*What is expected*
Wherever "체육시설의" appears in a line, list that line.

◆ ◆ ◆ ◆

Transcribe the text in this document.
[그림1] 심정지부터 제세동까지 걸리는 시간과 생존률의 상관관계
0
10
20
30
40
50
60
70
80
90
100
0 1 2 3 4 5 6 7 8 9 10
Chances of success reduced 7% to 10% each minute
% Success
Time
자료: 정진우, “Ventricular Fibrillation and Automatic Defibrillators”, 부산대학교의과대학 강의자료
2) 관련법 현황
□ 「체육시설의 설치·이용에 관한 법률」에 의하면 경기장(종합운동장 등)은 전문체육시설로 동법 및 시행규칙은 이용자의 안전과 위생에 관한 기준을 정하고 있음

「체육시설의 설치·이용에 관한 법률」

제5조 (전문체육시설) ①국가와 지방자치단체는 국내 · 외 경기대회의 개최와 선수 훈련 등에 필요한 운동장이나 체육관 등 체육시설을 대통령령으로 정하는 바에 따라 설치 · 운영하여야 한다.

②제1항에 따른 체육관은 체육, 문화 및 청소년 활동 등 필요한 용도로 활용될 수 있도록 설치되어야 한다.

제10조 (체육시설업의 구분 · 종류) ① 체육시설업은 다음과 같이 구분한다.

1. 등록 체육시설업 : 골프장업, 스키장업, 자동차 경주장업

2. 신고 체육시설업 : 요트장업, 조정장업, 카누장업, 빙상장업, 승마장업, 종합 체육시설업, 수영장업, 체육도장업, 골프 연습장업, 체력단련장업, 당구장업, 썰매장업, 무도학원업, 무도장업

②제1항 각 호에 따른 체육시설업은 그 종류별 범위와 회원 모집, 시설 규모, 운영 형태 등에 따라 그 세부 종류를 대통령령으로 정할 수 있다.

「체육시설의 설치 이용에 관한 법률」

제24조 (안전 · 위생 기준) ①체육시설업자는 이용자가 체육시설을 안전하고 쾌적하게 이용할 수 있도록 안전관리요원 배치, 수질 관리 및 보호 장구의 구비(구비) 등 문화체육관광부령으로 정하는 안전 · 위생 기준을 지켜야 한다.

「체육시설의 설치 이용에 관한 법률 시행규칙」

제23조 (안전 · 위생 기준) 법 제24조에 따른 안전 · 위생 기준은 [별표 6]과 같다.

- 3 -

◆ ◆ ◆ ◆

*Expected output*
□ 「체육시설의 설치·이용에 관한 법률」에 의하면 경기장(종합운동장 등)은 전문체육시설로 동법 및 시행규칙은 이용자의 안전과 위생에 관한 기준을 정하고 있음
「체육시설의 설치·이용에 관한 법률」
「체육시설의 설치 이용에 관한 법률」
「체육시설의 설치 이용에 관한 법률 시행규칙」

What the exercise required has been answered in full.